Steam doesn't discount prices. Publishers discount prices on Steam. There's a tremendous difference there, if only PR-wise, because one thing is Valve's action, the other is not.

And it's been fairly well proven that, generally speaking, publishers gain a tremendous amount from Steam sales, otherwise they wouldn't continue the practice of giving the nod to deep-discounts.

(By the way, it's not only digital distro companies who deep-discount. What does the practice of Amazon selling The Darkness 2 for 75% off 2 months into its life-span do for the industry? Or is he just complaining about deep-discounting when it's their main competitor that's doing it?)
We don't believe in the drop-it-down, spring-it-up, 75 percent off approach, but we've got something else that we do believe in that we'll be rolling out.
This is a case of the left hand not knowing what the right hand is doing. EA, as publisher, has given the nod to 75% off discounts on Mirror's Edge, Mass Effect 1 and 2, and Battlefield:BC 2 within the last year, all on Steam. They might be against deep-discounting products on their own Origin service, but then what does that make of the argument that "I just think it cheapens your intellectual property"?

(Their IP must have been soooooooo cheapened just over a year ago, when there was an EA Week on Steam: http://steamunpowered.eu/ea-week-in-steam-2-9-may )

Final edit:

If he/they obviously think it's bad for IP, then we won't see any EA games deep-discounted during the coming Steam Summer Sale. Right?

Edited 5 times. Last edit by Morville O'Driscoll on 6th June 2012 4:18pm

Posted:2 years ago

#1

Alan Wilson
Vice President

28 29 1.0
He's also clearly never looked very closely at their own sales numbers on Steam... how many sold at launch vs. how many sold in the sales. Just cheap attempts to snipe at Steam, frankly, on his part.

So - Origin will never do sales - and they will allow every Indie title that ever existed onto the platform? Oh dear...

Posted:2 years ago

#2

Thomas Dolby
Project Manager / Lead Programmer

328 277 0.8
Yeah there's a lot of hypocrisy here. Especially "and the customers get to choose", just like how the customers got to choose with Mass Effect 3 and Battlefield 3? I wonder how many Origin users came from those alone, purely because they had no other choice, I'm willing to bet a lot of money it's over half of their user base. Steam is just as guilty of this as well though, I would invite both companies to publish on each others platforms and then we'll talk about the freedom to choose.

*EXERCISES TO COMPLETE*:
(1) In the forum discussion about Steam sales, write out the passage from "And it's been" up to and including "be rolling out.".
(2) Which EA games does the forum discussion about Steam sales say got 75% off discounts on Steam within the last year?
(3) Proceed with the forum discussion about Steam sales, continuing it from its last sentence.

Spatial layout data
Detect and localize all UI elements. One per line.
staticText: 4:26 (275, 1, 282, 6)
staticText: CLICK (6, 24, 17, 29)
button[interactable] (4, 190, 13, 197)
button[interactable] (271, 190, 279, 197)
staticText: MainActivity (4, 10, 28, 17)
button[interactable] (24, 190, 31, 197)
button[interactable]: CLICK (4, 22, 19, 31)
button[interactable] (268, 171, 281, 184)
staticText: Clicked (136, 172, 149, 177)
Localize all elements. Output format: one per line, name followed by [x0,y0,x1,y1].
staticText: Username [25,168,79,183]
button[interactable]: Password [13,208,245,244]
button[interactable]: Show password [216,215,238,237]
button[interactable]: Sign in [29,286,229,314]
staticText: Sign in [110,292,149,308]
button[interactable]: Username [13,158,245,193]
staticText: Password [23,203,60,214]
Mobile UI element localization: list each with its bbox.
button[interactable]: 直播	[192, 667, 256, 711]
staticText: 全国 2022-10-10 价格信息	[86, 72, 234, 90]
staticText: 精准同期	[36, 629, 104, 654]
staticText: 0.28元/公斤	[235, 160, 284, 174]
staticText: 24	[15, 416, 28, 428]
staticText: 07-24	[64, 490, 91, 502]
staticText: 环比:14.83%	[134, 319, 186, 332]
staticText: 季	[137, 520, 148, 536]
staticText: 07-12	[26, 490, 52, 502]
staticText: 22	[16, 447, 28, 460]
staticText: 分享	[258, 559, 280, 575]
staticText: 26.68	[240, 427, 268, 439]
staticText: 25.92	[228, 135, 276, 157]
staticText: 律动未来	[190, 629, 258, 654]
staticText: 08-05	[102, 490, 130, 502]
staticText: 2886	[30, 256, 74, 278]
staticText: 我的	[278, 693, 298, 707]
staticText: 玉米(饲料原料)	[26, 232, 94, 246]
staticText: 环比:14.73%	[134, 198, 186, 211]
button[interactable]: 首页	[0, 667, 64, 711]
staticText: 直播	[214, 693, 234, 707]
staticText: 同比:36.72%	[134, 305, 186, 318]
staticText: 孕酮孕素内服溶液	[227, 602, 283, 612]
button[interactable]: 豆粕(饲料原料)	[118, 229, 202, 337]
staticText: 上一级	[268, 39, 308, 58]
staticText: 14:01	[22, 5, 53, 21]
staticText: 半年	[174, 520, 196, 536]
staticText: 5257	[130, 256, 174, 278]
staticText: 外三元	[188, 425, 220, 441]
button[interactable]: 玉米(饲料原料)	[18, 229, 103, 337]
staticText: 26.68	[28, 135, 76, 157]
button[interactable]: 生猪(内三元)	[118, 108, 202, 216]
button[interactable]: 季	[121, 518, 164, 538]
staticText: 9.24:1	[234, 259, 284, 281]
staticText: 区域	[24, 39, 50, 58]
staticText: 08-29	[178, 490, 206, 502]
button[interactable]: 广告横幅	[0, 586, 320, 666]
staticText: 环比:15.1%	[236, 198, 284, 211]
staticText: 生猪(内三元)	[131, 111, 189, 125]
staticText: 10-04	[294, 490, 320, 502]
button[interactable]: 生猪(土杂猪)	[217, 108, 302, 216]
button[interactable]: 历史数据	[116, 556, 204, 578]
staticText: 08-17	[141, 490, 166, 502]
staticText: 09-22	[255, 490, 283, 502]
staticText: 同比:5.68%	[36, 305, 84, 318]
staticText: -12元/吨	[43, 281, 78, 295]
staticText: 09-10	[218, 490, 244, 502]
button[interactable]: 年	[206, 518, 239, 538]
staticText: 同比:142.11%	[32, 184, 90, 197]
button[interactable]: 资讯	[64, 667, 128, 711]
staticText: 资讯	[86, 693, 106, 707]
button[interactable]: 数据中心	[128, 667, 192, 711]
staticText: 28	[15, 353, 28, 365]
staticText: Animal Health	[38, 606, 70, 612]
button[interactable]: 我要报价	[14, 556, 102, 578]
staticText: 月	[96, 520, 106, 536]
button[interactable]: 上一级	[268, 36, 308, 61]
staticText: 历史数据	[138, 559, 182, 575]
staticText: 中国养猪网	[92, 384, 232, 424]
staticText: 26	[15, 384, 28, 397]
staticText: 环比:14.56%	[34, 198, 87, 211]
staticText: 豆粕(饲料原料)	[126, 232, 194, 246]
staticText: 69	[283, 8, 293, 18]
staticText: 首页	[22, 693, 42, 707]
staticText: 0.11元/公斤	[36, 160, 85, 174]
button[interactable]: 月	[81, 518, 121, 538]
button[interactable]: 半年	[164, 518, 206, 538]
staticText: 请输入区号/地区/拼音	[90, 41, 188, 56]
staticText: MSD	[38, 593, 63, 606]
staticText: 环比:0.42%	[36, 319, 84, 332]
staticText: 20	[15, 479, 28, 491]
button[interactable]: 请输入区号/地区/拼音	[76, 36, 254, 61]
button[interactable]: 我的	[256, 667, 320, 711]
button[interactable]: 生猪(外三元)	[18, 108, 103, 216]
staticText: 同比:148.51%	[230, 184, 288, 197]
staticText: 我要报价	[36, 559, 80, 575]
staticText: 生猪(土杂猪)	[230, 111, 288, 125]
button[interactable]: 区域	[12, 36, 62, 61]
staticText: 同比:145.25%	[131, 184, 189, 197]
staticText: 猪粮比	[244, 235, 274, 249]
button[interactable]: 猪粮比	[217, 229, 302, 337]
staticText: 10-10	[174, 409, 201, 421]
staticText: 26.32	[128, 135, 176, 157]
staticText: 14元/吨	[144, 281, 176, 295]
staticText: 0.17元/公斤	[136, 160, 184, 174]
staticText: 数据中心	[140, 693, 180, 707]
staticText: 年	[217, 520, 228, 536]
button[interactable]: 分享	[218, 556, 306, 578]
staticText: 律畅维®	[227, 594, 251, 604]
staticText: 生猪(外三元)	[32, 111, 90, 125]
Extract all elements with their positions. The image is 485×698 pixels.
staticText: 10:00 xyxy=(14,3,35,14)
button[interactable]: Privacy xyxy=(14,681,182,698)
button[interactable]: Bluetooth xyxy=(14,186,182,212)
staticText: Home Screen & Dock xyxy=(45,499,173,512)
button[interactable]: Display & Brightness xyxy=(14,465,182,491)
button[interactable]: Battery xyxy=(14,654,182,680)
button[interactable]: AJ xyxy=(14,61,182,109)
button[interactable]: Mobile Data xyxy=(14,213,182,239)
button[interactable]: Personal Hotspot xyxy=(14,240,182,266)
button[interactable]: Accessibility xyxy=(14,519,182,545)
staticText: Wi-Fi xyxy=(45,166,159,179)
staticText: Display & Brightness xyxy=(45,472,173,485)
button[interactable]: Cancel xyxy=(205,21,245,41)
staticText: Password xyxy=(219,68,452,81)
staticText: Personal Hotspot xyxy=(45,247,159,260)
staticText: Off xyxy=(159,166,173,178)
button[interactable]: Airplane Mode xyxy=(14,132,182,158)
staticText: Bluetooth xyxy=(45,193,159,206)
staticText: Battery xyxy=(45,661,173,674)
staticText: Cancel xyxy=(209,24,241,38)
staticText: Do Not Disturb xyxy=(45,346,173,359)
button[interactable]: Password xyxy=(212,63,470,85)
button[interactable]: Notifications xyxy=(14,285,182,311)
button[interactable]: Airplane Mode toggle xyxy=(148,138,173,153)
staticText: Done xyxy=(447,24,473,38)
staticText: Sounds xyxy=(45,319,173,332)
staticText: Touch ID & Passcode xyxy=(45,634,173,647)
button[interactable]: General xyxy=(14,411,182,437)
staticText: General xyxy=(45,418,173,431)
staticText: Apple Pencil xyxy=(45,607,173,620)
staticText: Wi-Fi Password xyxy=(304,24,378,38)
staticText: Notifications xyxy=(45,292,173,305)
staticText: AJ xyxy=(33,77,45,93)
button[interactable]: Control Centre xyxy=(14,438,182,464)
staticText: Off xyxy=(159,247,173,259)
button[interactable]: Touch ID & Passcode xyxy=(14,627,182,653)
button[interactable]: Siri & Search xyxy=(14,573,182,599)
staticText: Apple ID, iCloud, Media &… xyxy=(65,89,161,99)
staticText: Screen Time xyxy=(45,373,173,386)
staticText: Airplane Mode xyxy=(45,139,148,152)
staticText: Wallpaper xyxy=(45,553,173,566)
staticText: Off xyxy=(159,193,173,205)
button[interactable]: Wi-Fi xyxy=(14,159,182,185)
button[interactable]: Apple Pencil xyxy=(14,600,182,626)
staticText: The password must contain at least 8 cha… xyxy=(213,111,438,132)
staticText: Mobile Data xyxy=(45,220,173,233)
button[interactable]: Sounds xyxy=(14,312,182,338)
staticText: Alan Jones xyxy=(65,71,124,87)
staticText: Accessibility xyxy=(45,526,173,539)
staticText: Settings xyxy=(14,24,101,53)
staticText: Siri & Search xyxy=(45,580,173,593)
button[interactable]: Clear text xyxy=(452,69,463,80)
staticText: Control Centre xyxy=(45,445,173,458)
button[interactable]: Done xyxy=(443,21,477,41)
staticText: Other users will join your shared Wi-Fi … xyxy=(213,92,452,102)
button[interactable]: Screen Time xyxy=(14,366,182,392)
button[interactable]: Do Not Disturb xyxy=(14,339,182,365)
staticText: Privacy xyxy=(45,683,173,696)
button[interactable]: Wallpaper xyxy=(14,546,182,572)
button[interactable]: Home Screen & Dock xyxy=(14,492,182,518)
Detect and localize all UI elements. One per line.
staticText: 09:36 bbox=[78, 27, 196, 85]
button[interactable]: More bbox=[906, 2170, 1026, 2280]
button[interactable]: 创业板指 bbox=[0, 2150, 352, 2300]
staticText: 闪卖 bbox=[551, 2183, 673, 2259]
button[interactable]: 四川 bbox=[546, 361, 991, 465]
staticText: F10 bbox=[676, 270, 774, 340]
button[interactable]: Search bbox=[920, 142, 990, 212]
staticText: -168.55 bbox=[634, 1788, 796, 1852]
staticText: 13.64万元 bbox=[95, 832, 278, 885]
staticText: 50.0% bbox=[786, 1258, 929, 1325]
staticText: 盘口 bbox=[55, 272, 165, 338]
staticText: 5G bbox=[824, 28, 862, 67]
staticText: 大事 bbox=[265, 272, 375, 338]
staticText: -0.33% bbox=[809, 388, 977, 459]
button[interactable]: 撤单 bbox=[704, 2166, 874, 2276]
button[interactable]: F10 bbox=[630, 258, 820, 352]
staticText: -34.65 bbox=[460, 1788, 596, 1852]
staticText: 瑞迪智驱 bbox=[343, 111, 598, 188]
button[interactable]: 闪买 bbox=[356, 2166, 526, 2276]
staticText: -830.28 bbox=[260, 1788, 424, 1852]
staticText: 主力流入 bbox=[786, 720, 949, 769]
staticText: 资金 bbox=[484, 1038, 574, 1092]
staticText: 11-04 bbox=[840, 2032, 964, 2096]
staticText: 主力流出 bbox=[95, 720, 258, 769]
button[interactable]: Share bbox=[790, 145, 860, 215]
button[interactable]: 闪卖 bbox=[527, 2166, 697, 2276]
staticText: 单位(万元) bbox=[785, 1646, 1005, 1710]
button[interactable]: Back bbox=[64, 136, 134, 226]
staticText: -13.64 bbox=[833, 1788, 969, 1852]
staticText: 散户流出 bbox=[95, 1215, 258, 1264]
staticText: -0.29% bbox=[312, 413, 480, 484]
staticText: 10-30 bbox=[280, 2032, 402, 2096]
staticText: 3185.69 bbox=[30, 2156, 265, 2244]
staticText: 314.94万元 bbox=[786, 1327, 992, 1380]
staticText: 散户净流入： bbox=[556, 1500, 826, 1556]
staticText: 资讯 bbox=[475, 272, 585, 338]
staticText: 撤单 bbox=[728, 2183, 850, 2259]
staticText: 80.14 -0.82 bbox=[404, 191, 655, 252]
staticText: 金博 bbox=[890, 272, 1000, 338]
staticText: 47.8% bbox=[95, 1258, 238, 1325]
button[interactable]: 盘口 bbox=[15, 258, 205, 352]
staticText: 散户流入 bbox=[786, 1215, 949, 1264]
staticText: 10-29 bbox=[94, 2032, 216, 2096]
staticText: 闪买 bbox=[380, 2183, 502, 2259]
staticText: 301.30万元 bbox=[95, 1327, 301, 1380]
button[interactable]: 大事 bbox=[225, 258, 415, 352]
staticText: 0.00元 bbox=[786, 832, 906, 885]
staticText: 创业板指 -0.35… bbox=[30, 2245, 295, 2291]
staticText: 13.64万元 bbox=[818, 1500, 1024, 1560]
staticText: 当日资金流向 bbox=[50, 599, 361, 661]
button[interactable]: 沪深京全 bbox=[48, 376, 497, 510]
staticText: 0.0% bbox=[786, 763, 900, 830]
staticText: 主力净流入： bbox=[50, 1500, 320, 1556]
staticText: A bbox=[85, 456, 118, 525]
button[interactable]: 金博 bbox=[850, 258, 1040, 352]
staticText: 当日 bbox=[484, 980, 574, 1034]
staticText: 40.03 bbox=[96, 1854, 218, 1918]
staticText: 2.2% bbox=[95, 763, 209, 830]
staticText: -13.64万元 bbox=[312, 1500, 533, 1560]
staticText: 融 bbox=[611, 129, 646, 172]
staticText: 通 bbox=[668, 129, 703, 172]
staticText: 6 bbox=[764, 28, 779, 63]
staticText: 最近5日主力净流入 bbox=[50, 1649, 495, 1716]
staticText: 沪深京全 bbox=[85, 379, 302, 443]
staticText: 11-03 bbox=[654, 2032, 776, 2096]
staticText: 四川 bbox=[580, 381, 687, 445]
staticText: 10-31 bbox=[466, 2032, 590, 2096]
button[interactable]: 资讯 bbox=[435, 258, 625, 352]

*FINAL RESULTS*:
(1)
And it's been fairly well proven that, generally speaking, publishers gain a tremendous amount from Steam sales, otherwise they wouldn't continue the practice of giving the nod to deep-discounts.

(By the way, it's not only digital distro companies who deep-discount. What does the practice of Amazon selling The Darkness 2 for 75% off 2 months into its life-span do for the industry? Or is he just complaining about deep-discounting when it's their main competitor that's doing it?)
We don't believe in the drop-it-down, spring-it-up, 75 percent off approach, but we've got something else that we do believe in that we'll be rolling out.

(2) Mirror's Edge, Mass Effect 1 and 2, and Battlefield: BC 2.

(3)
Steam doesn't give me the right to choose, but I don't mind because I really like the service. With one click purchasing and if you have a decent broadband connection it's pretty damn near perfect. Origin still has horribly overpriced games, and a lacklustre experience. It's getting better, but it's still got a while to go.

Posted:2 years ago

#3

Morville O'Driscoll
Games Blogger & Journalist

1,480 1,252 0.8
Mmmm. It's this kind of thing that turns consumers away from EA, and Origin specifically. No sales? Epic idea, in these times of economic hardship. And it may sound awesome to say "Oh, we'll let every indie game through", but once someone starts complaining that it doesn't allow full-screen play, or windowed play, or changing of keys, or anything else that Steam catches in its screening process, they'll have to set-up a screening process themselves.

@ Thomas

Yeah, Valve are slowly moving towards publishing their own games on different stores, but obviously the perfect solution would be for EA to publish on Steam, and Valve on Origin. Even if the DRM is the same (that is, you still have to install Steam/Origin depending upon the game you buy) it would at least give more choice to the consumer in where to buy.

Edited 2 times. Last edit by Morville O'Driscoll on 6th June 2012 4:47pm

Posted:2 years ago

#4

Rogier Voet
Editor / Content Manager

67 26 0.4
Steam is not perfect but it is easy, seductive and has a huge amount of games The high ground of EA with no huge discounts just proves they are still terrified of retail or etail reactions to their digital platform

Posted:2 years ago

#5

Gareth Lewis
Programmerist

12 6 0.5
Steam sales "cheapen intellectual property" says EA Origin boss - what utter tosh.

Posted:2 years ago

#6

Kingman Cheng
Illustrator and Animator

943 156 0.2
I'll read the rest of this when I'm done with Arkham Asylum which I bought for a bargain over Christmas.

Posted:2 years ago

#7

Abraham Tatester
Producer

70 52 0.7
Steam sales are also why I see no reason to install Origin. Thank you for validating that decision, Mr. DeMartini!

Posted:2 years ago

#8

Ryan Wiancko
Creative Producer

5 6 1.2
Popular Comment
I can't believe you put a cheap attention grabbing quote like this as the title of an article where the boss of the leading competitor trash talks Steam. This is horrible sensationalistic 'journalism' and by the sounds of the other comments you're loosing a ton of respect and credibility for it, as well as at least one subscriber to your mailing list

Edited 1 times. Last edit by Ryan Wiancko on 6th June 2012 5:19pm

Posted:2 years ago

#9

Tim Carter
Designer - Writer - Producer

550 267 0.5
The secret to screening out indie garbage isn't to wait until the game is finished and then reject it. That puts ALL the risk on the developer. All of it.

The secret is to just do a pre-sale agreement. And then man-up. Distribute it.

A pre-sale, by the way, isn't pre-sold to the gamer/audience. It's pre-sold to the distributor. Basically it's a purchase order, with the understanding that if the final game is within a reasonable quality-level, it WILL get released.

Posted:2 years ago

#10

Bonnie Patterson
Freelance Narrative Designer

155 422 2.7
I'm sure there are some who will dismiss the above comments (and this one) as "Typical valve fanboyism" but my response to that is this:

In the time I've spent using Steam, my every interaction with the service, from buying to customer support, has made me feel valued, cared about and most of all, thanked and rewarded for my custom.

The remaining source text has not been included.